## start PASSAGE GIVEN
# John Deere 5603 will not move



## Bertrrr (Jan 28, 2021)

This tractor jumped out of gear and the N light came on, stopped moving in any direction. 
It runs good and hydraulics all function , no burnt fuses that I've found . PTO turns 
I can hear a relay clicking when it's shifted out of Neutral to either direction ,
Thinking maybe a safety switch could be holding it out , 
Thanks for any help or advise ,


----------



## BigT (Sep 15, 2014)

Howdy Bertrrr, welcome aboard the tractor forum.

"Texas Jim" should be along here soon. He has (or had) a 5603 that wouldn't move a few years ago. Might be the same problem. He should be able to help you out.


----------



## Bertrrr (Jan 28, 2021)

BigT said:


> Howdy Bertrrr, welcome aboard the tractor forum.
> 
> "Texas Jim" should be along here soon. He has (or had) a 5603 that wouldn't move a few years ago. Might be the same problem. He should be able to help you out.


Thanks a bunch i'd love to get this thing moving again


----------



## Tx Jim (Jul 28, 2020)

My neighbor has a 5603 that stopped moving fwd & rev. Center hub in clutch stripped out. This 5603 has been repaired & is for sale for $25,000

I think Bertrrr's tractor problem may be an electrical(solenoid) problem BUT my knowledge of newer tractor's is very limited! Are any fault codes displayed? 

I personally don't like or will ever own an electronically controlled tractor.


----------
## end PASSAGE GIVEN
## start RECORD EXTRACTS
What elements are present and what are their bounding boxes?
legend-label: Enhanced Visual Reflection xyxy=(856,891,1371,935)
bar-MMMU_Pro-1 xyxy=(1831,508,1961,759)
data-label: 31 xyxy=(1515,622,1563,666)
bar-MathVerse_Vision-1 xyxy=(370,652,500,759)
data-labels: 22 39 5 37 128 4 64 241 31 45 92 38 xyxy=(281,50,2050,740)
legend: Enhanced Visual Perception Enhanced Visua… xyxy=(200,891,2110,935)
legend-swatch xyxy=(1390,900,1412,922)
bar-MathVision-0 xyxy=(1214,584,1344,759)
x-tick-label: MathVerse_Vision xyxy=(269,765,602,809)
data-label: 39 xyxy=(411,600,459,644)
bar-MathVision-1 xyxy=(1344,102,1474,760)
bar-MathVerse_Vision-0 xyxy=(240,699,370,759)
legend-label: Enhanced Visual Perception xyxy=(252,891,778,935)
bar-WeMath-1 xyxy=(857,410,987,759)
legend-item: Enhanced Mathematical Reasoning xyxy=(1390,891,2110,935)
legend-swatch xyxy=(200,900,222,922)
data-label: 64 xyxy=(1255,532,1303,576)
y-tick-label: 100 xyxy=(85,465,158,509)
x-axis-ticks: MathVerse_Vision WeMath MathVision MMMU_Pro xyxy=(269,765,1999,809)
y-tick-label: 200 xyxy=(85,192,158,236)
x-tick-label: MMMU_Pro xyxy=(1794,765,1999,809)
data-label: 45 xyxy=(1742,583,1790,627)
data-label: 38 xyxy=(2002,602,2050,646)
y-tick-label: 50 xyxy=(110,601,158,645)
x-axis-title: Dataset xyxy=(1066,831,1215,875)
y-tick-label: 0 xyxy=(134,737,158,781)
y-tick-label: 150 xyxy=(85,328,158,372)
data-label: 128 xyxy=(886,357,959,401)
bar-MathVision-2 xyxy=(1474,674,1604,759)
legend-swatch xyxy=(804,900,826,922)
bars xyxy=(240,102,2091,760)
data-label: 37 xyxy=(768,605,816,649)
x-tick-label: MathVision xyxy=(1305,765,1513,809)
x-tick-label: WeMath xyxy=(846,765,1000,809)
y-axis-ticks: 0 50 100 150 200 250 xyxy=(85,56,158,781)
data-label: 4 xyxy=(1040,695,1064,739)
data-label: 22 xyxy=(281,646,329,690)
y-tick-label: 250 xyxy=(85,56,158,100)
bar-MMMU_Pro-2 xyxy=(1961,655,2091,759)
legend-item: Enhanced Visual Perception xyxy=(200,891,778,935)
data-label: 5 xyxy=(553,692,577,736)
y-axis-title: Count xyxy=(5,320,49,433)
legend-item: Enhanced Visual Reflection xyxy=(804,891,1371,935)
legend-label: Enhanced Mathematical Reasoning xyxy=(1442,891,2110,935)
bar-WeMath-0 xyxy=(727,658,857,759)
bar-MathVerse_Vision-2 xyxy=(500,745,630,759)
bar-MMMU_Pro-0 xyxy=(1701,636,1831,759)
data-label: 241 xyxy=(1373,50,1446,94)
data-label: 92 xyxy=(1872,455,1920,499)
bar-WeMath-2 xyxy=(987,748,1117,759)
## end RECORD EXTRACTS
OBJECTIVE ->
Using the forum thread about the John Deere 5603, decide whether each statement below agrees with it. Answer yes or no for each, quoting the words of the thread that settle it.
1. The PTO on Bertrrr's tractor still turns.
2. The 5603 owned by Tx Jim's neighbor stopped moving because the center hub in the clutch stripped out.
3. Bertrrr found a burnt fuse.

OUTPUT OF THE EXERCISE ->
1. Yes: "PTO turns"
2. Yes: "Center hub in clutch stripped out."
3. No: "no burnt fuses that I've found"